◆ Given instruction:
Restate the whole of the material. Keep every word, and drop the pictures.

◆ Stored records:
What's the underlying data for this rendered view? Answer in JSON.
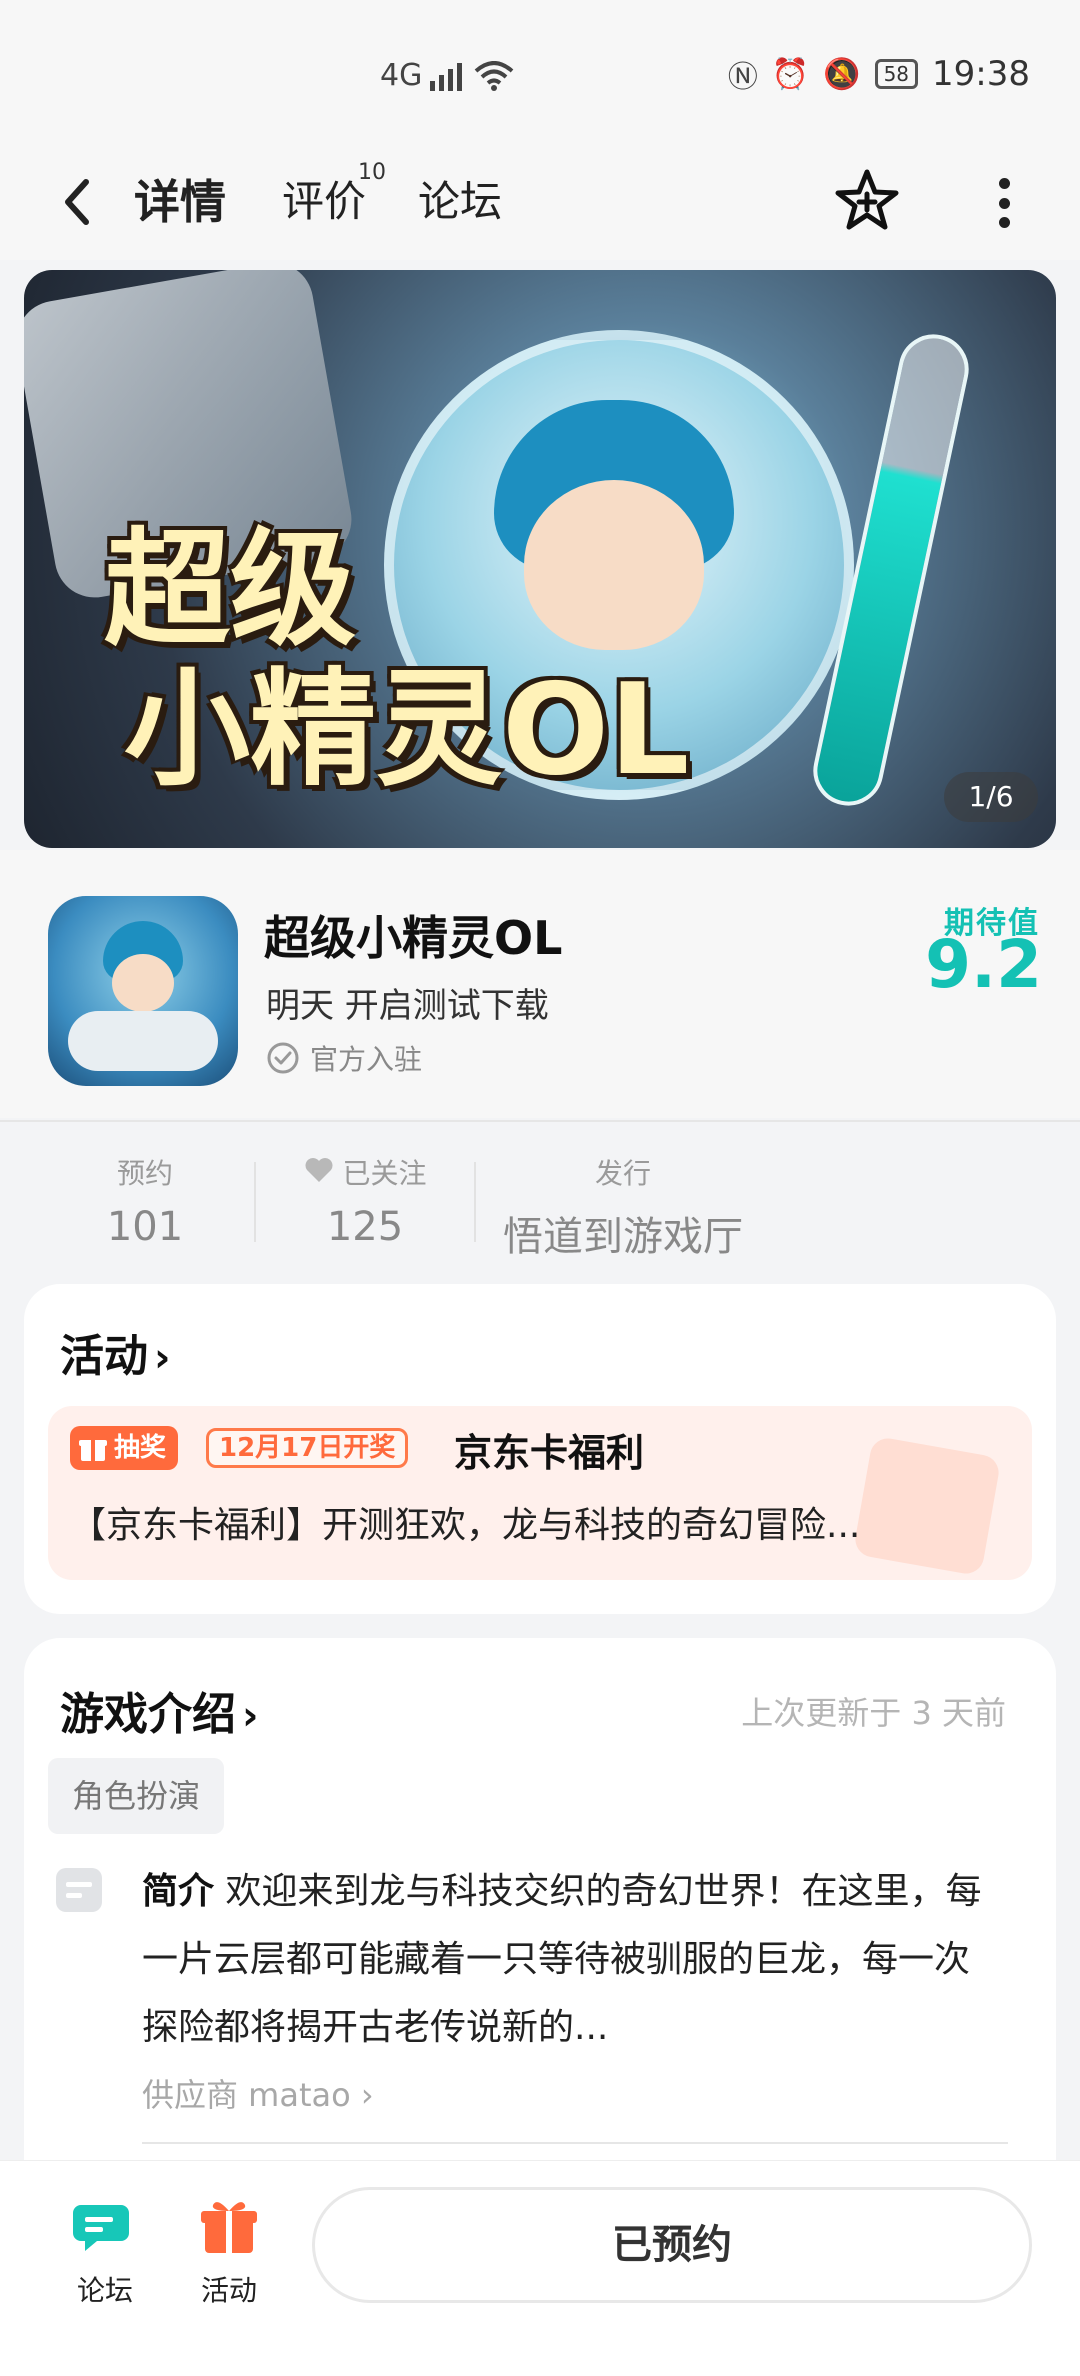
{
  "status_bar": {
    "network": "4G",
    "time": "19:38",
    "battery": "58"
  },
  "nav": {
    "back_icon": "chevron-left-icon",
    "tabs": [
      {
        "label": "详情",
        "active": true
      },
      {
        "label": "评价",
        "badge": "10"
      },
      {
        "label": "论坛"
      }
    ]
  },
  "banner": {
    "title_line1": "超级",
    "title_line2": "小精灵OL",
    "pager": "1/6"
  },
  "game": {
    "name": "超级小精灵OL",
    "release": "明天 开启测试下载",
    "official": "官方入驻",
    "expect_label": "期待值",
    "expect_score": "9.2"
  },
  "stats": [
    {
      "label": "预约",
      "value": "101"
    },
    {
      "label": "已关注",
      "value": "125"
    },
    {
      "label": "发行",
      "value": "悟道到游戏厅"
    }
  ],
  "activity": {
    "title": "活动",
    "tag_lottery": "抽奖",
    "tag_date": "12月17日开奖",
    "event_name": "京东卡福利",
    "event_desc": "【京东卡福利】开测狂欢，龙与科技的奇幻冒险..."
  },
  "intro": {
    "title": "游戏介绍",
    "updated": "上次更新于 3 天前",
    "genre": "角色扮演",
    "summary_label": "简介",
    "summary_text": " 欢迎来到龙与科技交织的奇幻世界！在这里，每一片云层都可能藏着一只等待被驯服的巨龙，每一次探险都将揭开古老传说新的...",
    "supplier": "供应商 matao"
  },
  "bottom_bar": {
    "forum_label": "论坛",
    "activity_label": "活动",
    "reserve_label": "已预约"
  },
  "colors": {
    "accent": "#17d3c3",
    "expect": "#14c1b4",
    "lottery": "#ff6a3c"
  }
}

◆ Response to the task:
What's the underlying data for this rendered view? Answer in JSON.
{
  "status_bar": {
    "network": "4G",
    "time": "19:38",
    "battery": "58"
  },
  "nav": {
    "back_icon": "chevron-left-icon",
    "tabs": [
      {
        "label": "详情",
        "active": true
      },
      {
        "label": "评价",
        "badge": "10"
      },
      {
        "label": "论坛"
      }
    ]
  },
  "banner": {
    "title_line1": "超级",
    "title_line2": "小精灵OL",
    "pager": "1/6"
  },
  "game": {
    "name": "超级小精灵OL",
    "release": "明天 开启测试下载",
    "official": "官方入驻",
    "expect_label": "期待值",
    "expect_score": "9.2"
  },
  "stats": [
    {
      "label": "预约",
      "value": "101"
    },
    {
      "label": "已关注",
      "value": "125"
    },
    {
      "label": "发行",
      "value": "悟道到游戏厅"
    }
  ],
  "activity": {
    "title": "活动",
    "tag_lottery": "抽奖",
    "tag_date": "12月17日开奖",
    "event_name": "京东卡福利",
    "event_desc": "【京东卡福利】开测狂欢，龙与科技的奇幻冒险..."
  },
  "intro": {
    "title": "游戏介绍",
    "updated": "上次更新于 3 天前",
    "genre": "角色扮演",
    "summary_label": "简介",
    "summary_text": " 欢迎来到龙与科技交织的奇幻世界！在这里，每一片云层都可能藏着一只等待被驯服的巨龙，每一次探险都将揭开古老传说新的...",
    "supplier": "供应商 matao"
  },
  "bottom_bar": {
    "forum_label": "论坛",
    "activity_label": "活动",
    "reserve_label": "已预约"
  },
  "colors": {
    "accent": "#17d3c3",
    "expect": "#14c1b4",
    "lottery": "#ff6a3c"
  }
}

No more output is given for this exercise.